:: Objective ::
Search the data for the word "ylabel". Reproduce every line where it is found.

:: Excerpted records ::
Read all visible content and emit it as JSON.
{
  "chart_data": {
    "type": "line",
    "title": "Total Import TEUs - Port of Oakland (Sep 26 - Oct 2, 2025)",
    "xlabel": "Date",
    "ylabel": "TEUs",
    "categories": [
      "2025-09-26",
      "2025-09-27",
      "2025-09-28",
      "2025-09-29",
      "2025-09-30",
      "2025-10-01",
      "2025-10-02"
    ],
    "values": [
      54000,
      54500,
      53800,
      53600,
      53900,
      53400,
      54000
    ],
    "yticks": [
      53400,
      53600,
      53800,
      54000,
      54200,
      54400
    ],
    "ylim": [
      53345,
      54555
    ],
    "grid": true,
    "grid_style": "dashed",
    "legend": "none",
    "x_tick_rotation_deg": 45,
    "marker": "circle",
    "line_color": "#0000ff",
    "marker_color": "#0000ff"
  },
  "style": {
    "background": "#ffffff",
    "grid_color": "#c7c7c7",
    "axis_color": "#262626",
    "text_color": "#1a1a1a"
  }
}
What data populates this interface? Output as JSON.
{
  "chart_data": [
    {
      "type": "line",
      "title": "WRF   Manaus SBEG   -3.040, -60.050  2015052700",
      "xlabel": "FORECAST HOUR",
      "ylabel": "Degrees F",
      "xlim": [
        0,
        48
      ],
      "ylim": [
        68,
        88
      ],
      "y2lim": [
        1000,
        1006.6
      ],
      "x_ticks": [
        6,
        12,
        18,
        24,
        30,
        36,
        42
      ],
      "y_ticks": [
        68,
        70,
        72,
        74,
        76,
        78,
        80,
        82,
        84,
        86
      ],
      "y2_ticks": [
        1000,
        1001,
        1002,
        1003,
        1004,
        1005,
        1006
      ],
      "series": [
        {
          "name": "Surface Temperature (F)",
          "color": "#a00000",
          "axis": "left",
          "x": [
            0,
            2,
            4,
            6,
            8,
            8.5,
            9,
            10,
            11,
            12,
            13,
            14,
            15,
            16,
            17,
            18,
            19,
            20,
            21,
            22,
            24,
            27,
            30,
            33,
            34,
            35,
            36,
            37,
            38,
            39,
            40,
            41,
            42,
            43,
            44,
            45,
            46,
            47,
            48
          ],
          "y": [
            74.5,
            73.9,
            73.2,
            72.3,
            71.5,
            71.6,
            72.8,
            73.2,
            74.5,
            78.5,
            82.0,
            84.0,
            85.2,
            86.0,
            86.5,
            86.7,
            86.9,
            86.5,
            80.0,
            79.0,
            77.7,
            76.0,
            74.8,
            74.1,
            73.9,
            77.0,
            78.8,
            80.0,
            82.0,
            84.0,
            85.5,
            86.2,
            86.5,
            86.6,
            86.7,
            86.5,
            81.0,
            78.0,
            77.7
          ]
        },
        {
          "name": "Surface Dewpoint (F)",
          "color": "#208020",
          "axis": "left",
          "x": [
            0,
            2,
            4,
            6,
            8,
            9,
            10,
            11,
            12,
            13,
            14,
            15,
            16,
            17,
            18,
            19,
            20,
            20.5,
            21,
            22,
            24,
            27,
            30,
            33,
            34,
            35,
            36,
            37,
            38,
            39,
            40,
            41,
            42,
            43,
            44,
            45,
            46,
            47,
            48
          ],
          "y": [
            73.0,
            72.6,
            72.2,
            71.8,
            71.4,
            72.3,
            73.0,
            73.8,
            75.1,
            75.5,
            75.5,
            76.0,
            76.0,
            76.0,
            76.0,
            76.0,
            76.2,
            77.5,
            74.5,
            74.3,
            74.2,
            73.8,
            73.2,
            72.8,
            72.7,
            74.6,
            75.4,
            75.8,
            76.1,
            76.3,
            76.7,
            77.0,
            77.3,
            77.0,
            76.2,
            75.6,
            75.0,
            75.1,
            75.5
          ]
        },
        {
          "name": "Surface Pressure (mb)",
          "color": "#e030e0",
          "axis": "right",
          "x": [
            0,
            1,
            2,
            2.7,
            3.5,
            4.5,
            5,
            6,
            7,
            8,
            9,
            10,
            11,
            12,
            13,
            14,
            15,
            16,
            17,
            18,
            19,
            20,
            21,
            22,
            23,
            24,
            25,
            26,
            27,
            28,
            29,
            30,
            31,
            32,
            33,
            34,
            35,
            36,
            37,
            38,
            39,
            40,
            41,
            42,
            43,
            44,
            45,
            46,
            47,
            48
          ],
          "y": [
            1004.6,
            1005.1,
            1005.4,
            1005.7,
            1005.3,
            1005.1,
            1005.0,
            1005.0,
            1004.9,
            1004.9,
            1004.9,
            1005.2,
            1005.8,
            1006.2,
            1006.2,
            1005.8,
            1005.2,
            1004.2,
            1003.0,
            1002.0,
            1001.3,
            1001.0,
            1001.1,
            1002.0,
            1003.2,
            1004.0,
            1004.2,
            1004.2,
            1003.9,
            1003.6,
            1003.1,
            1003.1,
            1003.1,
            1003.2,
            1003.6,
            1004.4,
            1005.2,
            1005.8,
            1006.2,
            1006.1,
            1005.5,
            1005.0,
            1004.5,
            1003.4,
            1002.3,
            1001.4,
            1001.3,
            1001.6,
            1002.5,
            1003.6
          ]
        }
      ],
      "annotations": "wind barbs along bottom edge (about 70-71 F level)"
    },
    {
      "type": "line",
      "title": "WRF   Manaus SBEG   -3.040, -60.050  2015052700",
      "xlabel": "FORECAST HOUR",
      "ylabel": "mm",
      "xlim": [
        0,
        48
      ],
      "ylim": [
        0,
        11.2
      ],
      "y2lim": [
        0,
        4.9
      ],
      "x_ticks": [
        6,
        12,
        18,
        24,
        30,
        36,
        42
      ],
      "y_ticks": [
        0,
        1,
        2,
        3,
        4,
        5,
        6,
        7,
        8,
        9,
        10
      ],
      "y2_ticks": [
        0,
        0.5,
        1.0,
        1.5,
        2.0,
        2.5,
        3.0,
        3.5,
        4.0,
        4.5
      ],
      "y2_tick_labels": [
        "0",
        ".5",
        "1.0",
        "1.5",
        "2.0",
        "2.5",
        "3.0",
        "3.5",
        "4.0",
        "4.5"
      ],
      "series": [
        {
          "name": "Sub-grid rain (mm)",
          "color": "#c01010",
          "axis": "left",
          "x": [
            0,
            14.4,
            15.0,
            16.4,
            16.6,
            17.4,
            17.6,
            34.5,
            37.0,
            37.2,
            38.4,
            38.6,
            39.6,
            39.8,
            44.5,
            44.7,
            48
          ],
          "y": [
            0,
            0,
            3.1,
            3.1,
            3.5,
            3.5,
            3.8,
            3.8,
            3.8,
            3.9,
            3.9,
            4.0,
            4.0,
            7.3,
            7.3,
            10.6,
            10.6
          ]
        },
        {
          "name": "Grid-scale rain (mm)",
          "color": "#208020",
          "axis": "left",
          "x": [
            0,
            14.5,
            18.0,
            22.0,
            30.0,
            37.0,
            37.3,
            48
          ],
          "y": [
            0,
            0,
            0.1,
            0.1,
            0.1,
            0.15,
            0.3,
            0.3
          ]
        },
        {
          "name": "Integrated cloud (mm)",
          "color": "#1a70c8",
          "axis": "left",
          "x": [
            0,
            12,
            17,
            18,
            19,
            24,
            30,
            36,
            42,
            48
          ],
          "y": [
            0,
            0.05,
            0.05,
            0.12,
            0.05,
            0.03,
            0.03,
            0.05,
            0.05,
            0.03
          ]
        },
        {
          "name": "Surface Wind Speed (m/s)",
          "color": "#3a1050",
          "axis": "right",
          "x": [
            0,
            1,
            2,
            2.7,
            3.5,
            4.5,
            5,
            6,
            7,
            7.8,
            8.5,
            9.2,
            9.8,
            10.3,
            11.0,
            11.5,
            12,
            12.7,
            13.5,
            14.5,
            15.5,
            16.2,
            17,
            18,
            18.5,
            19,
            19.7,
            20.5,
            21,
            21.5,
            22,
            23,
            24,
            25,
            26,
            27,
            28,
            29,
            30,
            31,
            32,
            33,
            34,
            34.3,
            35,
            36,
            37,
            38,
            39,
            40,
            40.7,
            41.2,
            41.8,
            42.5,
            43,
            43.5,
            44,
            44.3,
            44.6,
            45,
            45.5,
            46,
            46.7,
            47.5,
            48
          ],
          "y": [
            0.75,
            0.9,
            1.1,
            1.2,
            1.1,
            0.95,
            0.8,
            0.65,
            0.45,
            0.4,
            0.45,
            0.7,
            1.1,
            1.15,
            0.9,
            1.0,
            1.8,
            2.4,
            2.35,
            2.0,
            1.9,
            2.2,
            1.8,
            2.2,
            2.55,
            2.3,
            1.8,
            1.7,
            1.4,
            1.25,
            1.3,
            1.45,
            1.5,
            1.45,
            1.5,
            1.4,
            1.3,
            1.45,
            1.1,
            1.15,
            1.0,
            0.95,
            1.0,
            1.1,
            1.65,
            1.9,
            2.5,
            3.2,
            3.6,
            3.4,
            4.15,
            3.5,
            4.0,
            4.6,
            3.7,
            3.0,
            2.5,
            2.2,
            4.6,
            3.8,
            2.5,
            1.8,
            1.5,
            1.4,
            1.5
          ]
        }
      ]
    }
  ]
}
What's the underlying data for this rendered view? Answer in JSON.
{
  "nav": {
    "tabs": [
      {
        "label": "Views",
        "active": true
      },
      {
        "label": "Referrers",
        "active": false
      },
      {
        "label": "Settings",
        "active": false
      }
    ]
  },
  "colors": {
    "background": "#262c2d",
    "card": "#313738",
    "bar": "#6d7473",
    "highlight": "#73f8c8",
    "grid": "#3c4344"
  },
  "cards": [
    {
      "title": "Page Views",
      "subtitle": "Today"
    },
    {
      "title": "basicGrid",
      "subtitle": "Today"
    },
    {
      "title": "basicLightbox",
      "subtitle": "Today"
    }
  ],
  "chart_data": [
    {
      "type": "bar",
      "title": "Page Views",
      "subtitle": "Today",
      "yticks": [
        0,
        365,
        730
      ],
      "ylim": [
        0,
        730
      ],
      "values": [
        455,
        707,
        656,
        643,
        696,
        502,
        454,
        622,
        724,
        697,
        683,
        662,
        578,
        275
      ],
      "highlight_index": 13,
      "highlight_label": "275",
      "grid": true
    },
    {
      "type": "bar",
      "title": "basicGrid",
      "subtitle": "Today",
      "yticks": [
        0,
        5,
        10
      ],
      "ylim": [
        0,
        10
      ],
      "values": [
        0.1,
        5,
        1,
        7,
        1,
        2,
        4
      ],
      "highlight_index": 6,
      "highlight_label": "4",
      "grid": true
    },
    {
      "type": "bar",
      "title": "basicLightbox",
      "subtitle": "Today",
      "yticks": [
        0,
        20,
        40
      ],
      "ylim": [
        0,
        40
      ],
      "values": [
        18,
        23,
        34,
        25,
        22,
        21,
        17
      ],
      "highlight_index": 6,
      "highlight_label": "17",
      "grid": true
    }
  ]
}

:: Reply ::
    "ylabel": "TEUs",
      "ylabel": "Degrees F",
      "ylabel": "mm",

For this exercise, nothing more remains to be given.